**Stored records:**
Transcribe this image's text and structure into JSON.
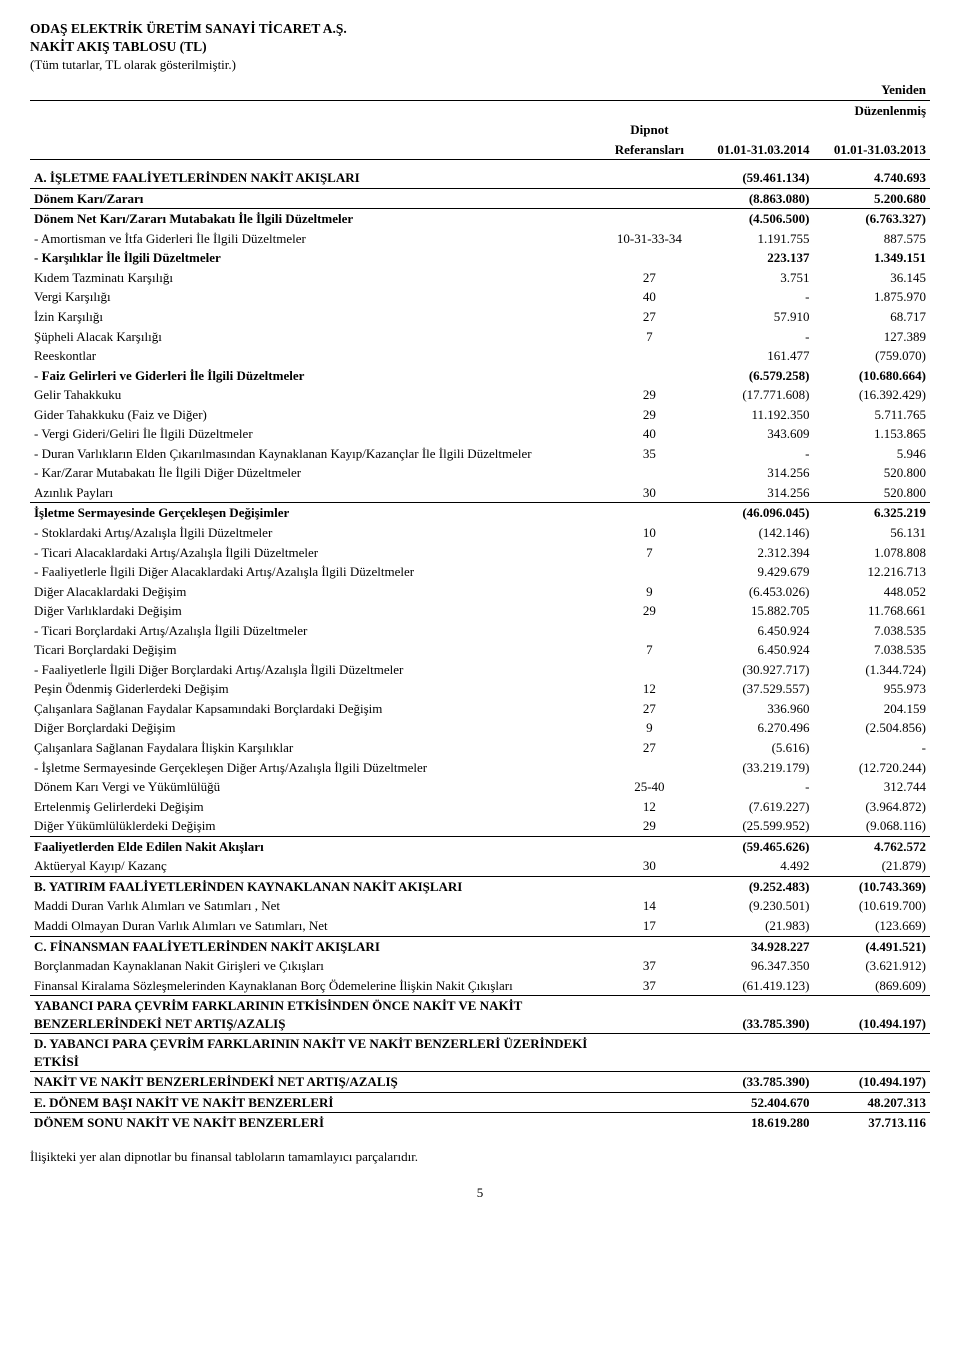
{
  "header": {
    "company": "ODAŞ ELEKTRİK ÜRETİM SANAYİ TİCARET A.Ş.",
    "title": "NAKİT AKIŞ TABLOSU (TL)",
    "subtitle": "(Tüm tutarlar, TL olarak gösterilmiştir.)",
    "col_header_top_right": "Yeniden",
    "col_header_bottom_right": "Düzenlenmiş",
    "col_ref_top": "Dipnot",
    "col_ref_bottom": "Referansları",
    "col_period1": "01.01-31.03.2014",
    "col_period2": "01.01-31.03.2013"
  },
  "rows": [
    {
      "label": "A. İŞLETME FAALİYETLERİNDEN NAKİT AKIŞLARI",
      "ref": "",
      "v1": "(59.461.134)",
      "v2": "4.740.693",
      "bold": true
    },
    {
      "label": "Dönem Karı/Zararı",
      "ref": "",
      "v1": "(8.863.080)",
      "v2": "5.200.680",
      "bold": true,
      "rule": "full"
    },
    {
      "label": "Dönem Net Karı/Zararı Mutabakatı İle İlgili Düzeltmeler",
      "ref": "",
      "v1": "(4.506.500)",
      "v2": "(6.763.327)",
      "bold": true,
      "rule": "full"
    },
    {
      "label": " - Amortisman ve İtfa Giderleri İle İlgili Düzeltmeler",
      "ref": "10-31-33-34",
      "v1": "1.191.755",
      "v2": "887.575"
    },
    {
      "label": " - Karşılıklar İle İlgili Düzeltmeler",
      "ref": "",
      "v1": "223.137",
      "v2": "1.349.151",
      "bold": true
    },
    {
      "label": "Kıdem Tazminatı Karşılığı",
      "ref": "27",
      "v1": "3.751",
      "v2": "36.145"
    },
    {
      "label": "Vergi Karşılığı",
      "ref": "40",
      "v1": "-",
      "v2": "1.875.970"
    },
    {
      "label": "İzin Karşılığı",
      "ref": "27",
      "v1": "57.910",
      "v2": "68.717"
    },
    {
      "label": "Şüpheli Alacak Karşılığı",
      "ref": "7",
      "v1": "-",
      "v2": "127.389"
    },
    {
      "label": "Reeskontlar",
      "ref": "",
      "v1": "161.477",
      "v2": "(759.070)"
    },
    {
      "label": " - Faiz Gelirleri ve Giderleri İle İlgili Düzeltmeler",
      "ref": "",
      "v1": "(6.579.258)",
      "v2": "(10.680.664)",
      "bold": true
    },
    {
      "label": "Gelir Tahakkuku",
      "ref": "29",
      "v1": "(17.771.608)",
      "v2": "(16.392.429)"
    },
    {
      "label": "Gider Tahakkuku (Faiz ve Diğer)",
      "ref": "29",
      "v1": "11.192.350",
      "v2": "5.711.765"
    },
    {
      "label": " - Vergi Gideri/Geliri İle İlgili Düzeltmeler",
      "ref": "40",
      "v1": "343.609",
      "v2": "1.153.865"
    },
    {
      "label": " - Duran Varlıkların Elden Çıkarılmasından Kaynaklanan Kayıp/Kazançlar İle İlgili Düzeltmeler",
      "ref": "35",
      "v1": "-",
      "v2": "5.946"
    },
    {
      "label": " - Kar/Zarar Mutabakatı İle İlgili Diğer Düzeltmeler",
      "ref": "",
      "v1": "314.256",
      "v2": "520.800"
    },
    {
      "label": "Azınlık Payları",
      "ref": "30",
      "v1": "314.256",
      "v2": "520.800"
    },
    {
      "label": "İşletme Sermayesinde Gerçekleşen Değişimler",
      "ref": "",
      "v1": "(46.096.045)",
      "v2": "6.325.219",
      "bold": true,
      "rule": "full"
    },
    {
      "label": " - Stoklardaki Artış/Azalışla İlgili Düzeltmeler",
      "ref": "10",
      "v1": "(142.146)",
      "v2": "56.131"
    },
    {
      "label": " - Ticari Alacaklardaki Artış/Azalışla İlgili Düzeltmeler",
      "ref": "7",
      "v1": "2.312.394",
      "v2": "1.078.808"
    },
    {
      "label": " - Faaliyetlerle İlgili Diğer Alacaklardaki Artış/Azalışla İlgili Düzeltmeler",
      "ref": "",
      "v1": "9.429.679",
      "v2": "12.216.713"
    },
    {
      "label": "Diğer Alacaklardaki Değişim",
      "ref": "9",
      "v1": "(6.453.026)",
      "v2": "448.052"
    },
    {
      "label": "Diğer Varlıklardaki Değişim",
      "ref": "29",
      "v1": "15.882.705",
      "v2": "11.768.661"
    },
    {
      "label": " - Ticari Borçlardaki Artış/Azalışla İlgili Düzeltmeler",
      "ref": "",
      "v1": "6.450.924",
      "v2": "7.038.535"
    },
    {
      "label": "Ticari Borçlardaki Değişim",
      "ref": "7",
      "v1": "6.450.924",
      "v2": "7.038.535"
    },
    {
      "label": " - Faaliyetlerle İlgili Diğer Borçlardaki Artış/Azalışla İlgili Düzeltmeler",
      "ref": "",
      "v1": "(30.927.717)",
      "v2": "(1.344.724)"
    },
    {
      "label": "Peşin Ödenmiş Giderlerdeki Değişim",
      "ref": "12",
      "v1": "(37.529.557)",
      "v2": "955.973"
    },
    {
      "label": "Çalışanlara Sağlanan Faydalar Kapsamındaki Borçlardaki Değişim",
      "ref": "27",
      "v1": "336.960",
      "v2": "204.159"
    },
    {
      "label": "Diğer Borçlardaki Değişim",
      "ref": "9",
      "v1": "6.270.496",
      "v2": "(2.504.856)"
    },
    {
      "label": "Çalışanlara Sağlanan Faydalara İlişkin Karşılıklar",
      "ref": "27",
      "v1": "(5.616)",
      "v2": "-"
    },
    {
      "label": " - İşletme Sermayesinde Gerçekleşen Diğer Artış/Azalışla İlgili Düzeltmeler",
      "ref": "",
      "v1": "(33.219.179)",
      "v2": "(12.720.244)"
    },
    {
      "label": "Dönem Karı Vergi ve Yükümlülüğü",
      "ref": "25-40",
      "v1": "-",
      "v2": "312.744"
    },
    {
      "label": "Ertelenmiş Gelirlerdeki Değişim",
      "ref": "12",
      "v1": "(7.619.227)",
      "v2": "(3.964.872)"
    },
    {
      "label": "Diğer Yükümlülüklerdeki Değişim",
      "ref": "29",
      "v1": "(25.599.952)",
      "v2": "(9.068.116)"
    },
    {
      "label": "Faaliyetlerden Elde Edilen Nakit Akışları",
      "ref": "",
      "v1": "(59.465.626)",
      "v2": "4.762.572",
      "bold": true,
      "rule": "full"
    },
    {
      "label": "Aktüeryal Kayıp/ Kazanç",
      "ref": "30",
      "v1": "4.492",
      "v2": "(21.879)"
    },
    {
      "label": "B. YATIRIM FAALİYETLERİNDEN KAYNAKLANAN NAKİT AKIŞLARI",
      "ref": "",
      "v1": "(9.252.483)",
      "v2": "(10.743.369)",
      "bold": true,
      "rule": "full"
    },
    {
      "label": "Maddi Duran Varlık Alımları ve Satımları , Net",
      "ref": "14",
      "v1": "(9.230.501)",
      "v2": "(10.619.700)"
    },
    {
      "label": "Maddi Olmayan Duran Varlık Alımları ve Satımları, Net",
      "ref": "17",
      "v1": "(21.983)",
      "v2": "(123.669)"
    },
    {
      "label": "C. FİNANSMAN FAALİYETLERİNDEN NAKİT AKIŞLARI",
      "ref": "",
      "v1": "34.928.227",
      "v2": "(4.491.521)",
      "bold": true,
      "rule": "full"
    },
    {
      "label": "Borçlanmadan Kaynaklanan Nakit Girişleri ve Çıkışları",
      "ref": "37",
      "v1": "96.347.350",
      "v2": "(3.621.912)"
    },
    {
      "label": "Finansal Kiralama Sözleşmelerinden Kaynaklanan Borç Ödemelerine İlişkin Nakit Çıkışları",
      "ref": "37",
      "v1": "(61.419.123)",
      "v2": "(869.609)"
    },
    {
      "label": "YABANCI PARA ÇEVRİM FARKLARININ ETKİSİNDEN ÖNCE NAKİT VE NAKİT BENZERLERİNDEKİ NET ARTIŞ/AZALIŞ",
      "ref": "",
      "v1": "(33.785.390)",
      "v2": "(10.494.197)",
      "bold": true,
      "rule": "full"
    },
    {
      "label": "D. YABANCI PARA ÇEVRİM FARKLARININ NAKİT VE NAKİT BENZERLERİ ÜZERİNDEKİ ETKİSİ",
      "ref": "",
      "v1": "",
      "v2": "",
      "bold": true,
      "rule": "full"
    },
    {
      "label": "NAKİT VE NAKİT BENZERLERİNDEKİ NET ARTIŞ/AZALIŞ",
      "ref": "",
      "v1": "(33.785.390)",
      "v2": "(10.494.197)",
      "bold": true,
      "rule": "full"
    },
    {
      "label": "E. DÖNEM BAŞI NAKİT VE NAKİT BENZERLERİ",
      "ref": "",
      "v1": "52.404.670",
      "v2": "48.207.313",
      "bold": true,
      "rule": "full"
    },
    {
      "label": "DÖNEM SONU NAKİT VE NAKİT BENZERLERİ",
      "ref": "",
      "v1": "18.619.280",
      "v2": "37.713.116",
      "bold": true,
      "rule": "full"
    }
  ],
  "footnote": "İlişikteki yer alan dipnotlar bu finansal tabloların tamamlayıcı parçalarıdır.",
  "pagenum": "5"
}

**YOUR INSTRUCTIONS:**
Only lines with the string "ÇEVRİM" belong in your answer; copy each one.

**WRITTEN SOLUTION:**
      "label": "YABANCI PARA ÇEVRİM FARKLARININ ETKİSİNDEN ÖNCE NAKİT VE NAKİT BENZERLERİNDEKİ NET ARTIŞ/AZALIŞ",
      "label": "D. YABANCI PARA ÇEVRİM FARKLARININ NAKİT VE NAKİT BENZERLERİ ÜZERİNDEKİ ETKİSİ",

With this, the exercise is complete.